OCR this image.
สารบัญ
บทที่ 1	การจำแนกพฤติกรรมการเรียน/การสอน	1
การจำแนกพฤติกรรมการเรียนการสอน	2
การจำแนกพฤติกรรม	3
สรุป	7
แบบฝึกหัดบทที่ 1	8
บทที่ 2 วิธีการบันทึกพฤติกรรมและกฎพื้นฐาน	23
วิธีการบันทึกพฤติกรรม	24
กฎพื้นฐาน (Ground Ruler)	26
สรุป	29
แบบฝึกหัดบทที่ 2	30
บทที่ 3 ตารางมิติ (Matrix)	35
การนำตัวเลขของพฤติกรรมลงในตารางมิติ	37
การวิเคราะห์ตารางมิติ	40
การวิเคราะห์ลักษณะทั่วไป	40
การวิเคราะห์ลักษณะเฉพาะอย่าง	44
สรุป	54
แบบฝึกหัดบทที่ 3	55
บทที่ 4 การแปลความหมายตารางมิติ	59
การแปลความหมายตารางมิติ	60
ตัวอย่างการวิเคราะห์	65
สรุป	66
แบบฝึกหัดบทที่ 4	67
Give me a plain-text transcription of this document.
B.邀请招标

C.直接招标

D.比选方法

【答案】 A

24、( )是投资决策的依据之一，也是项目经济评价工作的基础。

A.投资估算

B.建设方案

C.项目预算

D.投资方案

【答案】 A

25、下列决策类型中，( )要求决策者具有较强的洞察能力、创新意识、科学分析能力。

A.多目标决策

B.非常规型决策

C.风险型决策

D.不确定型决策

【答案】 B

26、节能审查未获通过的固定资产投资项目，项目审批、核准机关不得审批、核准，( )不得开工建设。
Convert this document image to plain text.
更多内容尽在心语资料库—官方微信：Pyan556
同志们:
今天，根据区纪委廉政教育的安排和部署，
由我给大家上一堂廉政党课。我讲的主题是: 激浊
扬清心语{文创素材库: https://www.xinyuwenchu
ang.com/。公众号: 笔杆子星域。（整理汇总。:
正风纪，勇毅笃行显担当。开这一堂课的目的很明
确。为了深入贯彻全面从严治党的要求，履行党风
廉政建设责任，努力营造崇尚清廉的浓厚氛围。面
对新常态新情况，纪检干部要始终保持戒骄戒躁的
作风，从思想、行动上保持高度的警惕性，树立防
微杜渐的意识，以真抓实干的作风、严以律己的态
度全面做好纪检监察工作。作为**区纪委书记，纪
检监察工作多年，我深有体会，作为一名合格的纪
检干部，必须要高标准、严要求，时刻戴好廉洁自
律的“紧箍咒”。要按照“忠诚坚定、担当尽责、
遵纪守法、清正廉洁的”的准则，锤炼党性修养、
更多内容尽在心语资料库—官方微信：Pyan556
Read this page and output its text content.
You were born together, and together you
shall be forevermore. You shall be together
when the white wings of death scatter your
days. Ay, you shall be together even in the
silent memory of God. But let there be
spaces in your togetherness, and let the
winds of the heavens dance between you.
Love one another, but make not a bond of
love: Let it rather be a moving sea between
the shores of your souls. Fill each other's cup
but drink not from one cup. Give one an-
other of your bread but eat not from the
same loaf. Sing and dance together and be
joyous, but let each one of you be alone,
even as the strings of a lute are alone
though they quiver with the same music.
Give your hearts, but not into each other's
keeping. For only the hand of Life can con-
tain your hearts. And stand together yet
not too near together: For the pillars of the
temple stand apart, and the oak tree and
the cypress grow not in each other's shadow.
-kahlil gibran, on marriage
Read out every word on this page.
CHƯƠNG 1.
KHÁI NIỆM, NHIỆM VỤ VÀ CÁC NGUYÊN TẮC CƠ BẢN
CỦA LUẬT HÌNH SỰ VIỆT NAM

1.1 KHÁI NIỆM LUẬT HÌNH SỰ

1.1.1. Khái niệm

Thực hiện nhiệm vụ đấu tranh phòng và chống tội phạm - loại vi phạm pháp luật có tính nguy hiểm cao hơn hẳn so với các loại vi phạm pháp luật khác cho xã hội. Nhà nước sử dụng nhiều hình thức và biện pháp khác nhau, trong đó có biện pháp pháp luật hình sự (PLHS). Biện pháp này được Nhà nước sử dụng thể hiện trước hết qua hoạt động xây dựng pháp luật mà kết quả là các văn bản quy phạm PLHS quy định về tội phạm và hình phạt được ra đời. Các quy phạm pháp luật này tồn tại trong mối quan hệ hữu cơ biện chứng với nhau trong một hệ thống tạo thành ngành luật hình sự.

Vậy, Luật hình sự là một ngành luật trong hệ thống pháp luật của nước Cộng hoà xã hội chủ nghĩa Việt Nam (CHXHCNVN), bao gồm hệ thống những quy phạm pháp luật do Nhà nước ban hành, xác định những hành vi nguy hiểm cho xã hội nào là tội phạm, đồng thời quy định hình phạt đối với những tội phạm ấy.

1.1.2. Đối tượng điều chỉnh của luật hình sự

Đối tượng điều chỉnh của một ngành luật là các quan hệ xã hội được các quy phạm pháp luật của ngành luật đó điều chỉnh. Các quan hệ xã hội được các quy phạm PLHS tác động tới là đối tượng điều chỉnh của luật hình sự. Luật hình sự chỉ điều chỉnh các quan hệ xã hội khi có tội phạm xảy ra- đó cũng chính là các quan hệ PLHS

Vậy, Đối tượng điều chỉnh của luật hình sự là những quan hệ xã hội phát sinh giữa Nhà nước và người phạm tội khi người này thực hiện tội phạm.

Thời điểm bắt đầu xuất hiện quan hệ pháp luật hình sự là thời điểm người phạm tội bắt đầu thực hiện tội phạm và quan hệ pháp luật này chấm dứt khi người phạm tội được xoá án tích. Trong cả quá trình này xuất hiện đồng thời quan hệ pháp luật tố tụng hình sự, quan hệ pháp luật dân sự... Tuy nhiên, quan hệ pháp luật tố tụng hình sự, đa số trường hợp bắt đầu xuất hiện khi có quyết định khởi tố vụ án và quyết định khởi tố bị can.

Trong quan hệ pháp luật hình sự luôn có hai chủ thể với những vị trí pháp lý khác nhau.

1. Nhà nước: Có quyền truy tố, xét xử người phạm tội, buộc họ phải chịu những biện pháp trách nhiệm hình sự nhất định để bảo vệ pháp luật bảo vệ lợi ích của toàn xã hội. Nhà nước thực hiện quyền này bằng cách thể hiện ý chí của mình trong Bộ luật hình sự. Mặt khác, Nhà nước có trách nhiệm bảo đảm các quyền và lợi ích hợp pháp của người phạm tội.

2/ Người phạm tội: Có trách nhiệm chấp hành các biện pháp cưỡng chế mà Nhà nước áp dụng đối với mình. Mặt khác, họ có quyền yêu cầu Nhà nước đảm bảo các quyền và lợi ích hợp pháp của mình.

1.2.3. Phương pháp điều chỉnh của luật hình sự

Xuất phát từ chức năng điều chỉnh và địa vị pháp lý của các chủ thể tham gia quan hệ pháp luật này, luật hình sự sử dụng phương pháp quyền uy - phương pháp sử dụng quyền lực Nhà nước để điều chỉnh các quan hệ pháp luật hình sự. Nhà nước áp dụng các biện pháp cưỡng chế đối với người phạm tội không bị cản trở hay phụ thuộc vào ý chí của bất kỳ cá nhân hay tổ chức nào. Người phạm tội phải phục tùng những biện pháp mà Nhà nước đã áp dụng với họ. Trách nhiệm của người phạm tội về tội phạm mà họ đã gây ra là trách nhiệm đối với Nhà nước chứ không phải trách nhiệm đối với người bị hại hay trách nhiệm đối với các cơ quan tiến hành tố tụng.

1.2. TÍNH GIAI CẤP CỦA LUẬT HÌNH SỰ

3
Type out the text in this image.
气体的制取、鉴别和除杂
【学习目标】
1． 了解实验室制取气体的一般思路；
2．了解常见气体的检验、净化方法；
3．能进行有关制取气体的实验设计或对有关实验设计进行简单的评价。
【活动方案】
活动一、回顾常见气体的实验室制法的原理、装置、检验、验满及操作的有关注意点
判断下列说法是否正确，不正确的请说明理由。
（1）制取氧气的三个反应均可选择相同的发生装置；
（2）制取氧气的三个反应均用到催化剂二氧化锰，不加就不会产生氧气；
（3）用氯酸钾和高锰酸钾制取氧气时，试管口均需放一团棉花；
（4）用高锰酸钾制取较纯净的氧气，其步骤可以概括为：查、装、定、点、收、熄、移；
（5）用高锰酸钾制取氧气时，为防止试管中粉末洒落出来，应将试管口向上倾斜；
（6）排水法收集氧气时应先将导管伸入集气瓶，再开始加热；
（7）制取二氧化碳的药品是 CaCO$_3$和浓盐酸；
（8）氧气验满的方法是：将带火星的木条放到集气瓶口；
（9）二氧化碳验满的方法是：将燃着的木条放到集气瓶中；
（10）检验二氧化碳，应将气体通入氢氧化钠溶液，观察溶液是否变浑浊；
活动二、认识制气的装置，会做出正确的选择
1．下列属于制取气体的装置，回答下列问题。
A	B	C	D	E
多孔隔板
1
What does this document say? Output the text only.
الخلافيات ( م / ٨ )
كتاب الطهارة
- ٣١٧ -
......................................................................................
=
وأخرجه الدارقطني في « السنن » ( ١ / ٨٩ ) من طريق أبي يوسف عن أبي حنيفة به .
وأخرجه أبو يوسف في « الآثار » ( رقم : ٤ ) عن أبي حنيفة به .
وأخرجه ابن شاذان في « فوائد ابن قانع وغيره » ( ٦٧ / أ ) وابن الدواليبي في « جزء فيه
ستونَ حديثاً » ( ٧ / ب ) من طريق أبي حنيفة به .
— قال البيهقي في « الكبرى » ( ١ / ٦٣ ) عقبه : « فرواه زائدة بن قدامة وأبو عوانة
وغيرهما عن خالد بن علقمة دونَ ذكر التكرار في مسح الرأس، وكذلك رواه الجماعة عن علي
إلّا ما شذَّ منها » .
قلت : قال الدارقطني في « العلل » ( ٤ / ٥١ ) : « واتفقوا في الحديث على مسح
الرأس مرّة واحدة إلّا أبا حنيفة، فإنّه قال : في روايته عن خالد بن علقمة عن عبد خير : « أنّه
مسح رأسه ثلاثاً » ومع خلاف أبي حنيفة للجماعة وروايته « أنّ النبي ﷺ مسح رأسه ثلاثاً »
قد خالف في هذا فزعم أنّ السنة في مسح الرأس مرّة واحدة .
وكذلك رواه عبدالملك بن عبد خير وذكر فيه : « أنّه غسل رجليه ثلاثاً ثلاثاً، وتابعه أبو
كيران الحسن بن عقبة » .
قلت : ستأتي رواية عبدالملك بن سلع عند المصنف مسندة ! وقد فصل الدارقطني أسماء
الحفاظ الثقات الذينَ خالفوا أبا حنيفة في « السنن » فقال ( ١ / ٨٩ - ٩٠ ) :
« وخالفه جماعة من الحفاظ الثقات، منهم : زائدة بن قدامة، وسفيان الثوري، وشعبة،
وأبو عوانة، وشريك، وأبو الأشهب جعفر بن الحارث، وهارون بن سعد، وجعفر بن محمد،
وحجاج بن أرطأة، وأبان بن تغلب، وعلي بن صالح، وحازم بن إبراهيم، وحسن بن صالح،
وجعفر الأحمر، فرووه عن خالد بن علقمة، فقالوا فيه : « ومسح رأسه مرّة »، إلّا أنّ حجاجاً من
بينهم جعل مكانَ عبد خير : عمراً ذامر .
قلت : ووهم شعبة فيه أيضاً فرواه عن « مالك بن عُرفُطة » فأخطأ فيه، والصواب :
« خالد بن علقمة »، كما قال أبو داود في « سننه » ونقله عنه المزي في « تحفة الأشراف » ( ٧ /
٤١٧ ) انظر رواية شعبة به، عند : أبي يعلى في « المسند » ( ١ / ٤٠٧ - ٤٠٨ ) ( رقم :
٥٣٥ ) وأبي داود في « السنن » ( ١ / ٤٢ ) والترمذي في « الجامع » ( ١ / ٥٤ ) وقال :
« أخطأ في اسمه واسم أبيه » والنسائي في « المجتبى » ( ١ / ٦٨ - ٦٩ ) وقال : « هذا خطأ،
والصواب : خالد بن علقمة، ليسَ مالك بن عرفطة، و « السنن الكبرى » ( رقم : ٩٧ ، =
= = = = = = =
### PROBLEM STATEMENT:
Wherever the word "السنن" occurs in a line of the listing, copy that line.

### WRITTEN ANSWER:
وأخرجه الدارقطني في « السنن » ( ١ / ٨٩ ) من طريق أبي يوسف عن أبي حنيفة به .
الحفاظ الثقات الذينَ خالفوا أبا حنيفة في « السنن » فقال ( ١ / ٨٩ - ٩٠ ) :
٥٣٥ ) وأبي داود في « السنن » ( ١ / ٤٢ ) والترمذي في « الجامع » ( ١ / ٥٤ ) وقال :
والصواب : خالد بن علقمة، ليسَ مالك بن عرفطة، و « السنن الكبرى » ( رقم : ٩٧ ، =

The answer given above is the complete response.